The request: In the records below, count every line containing "stránek". Reply with the number only.

Saved data entries:
::::::
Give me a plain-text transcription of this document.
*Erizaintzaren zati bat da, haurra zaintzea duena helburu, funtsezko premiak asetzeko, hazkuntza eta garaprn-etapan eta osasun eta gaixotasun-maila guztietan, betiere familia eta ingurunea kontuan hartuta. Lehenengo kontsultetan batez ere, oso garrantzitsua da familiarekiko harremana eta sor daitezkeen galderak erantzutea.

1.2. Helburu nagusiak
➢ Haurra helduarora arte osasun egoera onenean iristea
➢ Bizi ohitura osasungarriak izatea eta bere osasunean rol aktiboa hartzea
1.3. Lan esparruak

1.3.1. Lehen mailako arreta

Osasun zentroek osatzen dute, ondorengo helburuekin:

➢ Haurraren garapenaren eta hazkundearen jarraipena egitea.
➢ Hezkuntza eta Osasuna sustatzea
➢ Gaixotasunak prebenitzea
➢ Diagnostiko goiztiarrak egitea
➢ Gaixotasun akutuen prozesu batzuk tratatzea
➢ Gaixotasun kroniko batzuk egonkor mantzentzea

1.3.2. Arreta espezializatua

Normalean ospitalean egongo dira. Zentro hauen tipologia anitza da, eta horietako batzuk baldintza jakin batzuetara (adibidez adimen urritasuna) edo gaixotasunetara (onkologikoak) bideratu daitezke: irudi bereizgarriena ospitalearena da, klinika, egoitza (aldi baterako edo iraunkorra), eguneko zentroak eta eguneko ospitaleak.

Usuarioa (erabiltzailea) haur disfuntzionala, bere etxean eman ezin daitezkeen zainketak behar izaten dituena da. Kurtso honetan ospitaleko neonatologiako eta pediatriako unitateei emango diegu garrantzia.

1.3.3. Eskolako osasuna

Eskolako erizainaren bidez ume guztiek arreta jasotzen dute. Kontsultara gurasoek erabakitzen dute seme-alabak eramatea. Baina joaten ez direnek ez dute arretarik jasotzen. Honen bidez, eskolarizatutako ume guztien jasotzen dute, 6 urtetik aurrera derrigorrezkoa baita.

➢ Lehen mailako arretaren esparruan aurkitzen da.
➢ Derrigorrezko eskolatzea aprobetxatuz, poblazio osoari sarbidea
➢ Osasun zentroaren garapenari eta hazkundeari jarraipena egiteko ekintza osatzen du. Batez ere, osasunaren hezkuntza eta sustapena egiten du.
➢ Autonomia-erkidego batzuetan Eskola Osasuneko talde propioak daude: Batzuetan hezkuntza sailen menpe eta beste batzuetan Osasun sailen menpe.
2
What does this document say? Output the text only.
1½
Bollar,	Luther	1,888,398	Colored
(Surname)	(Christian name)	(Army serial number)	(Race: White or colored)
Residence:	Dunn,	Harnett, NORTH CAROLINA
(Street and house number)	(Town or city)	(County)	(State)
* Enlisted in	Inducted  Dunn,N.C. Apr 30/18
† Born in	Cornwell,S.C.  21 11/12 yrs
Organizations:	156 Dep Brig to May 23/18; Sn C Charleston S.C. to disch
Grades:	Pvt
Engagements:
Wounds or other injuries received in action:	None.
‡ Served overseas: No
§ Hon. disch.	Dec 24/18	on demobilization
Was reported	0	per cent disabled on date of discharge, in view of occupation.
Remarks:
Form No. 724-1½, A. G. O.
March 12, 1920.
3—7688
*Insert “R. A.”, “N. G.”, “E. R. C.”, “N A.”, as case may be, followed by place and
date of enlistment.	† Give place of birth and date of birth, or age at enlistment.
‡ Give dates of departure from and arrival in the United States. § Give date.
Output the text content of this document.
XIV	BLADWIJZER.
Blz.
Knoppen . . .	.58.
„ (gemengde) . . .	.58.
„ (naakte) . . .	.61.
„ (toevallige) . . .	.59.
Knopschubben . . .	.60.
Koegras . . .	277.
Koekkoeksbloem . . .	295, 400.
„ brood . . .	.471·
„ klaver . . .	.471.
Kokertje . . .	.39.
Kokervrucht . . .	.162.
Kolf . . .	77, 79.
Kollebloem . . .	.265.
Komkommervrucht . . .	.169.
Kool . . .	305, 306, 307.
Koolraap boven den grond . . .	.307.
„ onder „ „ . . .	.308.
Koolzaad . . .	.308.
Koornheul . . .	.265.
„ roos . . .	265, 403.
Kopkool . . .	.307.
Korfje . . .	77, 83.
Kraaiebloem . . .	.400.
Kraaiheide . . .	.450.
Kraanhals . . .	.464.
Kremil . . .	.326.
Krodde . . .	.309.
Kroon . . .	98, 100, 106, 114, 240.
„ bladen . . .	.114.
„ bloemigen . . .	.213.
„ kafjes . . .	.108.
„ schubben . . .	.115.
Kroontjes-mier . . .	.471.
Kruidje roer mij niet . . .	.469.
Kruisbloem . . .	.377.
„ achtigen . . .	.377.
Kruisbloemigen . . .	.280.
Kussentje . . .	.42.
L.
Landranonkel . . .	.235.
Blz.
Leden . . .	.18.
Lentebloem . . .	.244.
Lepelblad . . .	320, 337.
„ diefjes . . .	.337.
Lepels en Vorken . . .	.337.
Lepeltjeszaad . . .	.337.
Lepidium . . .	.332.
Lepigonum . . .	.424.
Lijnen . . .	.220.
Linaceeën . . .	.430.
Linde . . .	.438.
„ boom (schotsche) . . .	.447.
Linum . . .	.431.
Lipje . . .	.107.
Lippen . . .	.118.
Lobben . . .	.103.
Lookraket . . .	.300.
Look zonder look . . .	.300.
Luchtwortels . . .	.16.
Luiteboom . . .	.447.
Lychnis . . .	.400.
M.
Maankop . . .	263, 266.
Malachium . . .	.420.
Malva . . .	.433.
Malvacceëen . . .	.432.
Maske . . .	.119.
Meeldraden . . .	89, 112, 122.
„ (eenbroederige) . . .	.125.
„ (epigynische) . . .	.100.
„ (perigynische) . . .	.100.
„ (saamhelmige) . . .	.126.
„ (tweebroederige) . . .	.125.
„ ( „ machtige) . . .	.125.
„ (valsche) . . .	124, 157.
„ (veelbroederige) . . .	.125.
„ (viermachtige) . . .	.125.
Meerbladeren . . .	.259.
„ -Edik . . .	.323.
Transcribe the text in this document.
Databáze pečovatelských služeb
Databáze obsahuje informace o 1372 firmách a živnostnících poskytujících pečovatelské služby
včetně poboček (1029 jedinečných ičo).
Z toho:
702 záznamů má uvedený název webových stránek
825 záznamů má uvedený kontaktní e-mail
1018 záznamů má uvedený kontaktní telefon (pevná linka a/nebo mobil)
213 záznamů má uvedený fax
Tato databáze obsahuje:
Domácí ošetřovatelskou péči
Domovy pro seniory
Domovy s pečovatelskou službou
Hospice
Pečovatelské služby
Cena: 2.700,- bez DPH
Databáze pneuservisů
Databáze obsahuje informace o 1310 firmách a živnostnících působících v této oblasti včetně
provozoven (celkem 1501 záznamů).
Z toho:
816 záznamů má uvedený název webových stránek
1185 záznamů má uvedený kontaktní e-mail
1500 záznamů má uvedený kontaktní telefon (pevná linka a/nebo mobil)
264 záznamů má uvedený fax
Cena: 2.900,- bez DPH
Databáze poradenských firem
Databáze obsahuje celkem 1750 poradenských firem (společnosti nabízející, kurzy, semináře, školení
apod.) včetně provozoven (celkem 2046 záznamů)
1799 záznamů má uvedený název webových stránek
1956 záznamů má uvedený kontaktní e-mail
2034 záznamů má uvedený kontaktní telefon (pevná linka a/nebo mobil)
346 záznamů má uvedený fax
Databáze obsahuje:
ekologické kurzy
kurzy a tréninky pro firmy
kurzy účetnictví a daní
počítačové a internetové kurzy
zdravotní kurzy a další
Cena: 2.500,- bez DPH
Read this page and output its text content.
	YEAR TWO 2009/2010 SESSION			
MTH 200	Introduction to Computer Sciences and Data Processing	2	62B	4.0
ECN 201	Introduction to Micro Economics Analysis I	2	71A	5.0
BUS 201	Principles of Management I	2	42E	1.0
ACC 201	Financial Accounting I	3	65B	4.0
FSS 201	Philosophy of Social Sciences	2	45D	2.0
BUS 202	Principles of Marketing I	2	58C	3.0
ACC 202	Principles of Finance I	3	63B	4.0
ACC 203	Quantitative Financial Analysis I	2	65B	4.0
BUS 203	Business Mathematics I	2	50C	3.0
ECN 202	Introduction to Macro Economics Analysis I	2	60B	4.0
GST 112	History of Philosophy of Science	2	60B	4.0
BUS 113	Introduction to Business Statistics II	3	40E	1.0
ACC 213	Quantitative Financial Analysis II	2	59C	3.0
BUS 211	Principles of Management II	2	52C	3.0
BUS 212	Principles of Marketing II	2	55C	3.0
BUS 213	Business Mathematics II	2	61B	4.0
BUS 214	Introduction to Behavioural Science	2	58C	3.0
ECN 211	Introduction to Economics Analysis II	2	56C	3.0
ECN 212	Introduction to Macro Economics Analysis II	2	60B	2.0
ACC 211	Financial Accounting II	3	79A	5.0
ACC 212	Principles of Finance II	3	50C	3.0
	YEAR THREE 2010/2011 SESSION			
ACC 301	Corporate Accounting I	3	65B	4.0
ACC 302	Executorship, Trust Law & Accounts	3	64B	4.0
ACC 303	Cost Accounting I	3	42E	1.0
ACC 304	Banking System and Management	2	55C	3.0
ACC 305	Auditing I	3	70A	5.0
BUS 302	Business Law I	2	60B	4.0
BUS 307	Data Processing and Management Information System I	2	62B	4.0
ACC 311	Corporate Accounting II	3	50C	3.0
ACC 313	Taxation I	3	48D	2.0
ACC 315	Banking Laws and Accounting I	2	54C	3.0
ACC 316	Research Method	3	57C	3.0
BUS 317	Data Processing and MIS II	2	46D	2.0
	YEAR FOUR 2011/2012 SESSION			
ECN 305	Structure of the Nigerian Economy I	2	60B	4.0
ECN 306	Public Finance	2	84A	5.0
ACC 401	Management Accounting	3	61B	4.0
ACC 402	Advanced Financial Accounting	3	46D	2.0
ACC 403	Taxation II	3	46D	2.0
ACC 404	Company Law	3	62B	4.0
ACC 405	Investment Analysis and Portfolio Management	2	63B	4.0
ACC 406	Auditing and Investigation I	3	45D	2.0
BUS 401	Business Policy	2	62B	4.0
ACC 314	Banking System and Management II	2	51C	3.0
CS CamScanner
::::::
The solution: 3